Record set =
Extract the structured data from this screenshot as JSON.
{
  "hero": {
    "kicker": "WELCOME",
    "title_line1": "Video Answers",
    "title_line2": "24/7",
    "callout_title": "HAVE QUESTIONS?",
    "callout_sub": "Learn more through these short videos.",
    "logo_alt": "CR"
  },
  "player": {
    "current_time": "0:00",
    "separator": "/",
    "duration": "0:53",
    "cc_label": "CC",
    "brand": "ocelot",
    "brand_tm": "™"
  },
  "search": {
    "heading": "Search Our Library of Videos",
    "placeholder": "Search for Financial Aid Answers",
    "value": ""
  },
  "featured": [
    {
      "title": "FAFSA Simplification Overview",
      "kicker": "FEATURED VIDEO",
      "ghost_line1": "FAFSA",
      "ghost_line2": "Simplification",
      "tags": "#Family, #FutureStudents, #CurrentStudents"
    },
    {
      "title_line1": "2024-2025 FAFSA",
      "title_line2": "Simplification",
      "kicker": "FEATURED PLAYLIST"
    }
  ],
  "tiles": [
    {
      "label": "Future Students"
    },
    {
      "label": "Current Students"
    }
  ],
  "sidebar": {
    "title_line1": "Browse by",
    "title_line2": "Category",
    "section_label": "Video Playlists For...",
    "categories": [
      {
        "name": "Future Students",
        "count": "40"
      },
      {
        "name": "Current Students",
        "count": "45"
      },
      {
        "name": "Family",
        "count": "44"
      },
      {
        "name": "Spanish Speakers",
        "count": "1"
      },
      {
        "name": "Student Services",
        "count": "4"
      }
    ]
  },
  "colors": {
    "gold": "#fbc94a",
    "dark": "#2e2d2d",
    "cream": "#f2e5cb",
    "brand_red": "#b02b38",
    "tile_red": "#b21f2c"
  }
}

Task details = Return the listing above in its exact form.

The answer =
Extract the structured data from this screenshot as JSON.
{
  "hero": {
    "kicker": "WELCOME",
    "title_line1": "Video Answers",
    "title_line2": "24/7",
    "callout_title": "HAVE QUESTIONS?",
    "callout_sub": "Learn more through these short videos.",
    "logo_alt": "CR"
  },
  "player": {
    "current_time": "0:00",
    "separator": "/",
    "duration": "0:53",
    "cc_label": "CC",
    "brand": "ocelot",
    "brand_tm": "™"
  },
  "search": {
    "heading": "Search Our Library of Videos",
    "placeholder": "Search for Financial Aid Answers",
    "value": ""
  },
  "featured": [
    {
      "title": "FAFSA Simplification Overview",
      "kicker": "FEATURED VIDEO",
      "ghost_line1": "FAFSA",
      "ghost_line2": "Simplification",
      "tags": "#Family, #FutureStudents, #CurrentStudents"
    },
    {
      "title_line1": "2024-2025 FAFSA",
      "title_line2": "Simplification",
      "kicker": "FEATURED PLAYLIST"
    }
  ],
  "tiles": [
    {
      "label": "Future Students"
    },
    {
      "label": "Current Students"
    }
  ],
  "sidebar": {
    "title_line1": "Browse by",
    "title_line2": "Category",
    "section_label": "Video Playlists For...",
    "categories": [
      {
        "name": "Future Students",
        "count": "40"
      },
      {
        "name": "Current Students",
        "count": "45"
      },
      {
        "name": "Family",
        "count": "44"
      },
      {
        "name": "Spanish Speakers",
        "count": "1"
      },
      {
        "name": "Student Services",
        "count": "4"
      }
    ]
  },
  "colors": {
    "gold": "#fbc94a",
    "dark": "#2e2d2d",
    "cream": "#f2e5cb",
    "brand_red": "#b02b38",
    "tile_red": "#b21f2c"
  }
}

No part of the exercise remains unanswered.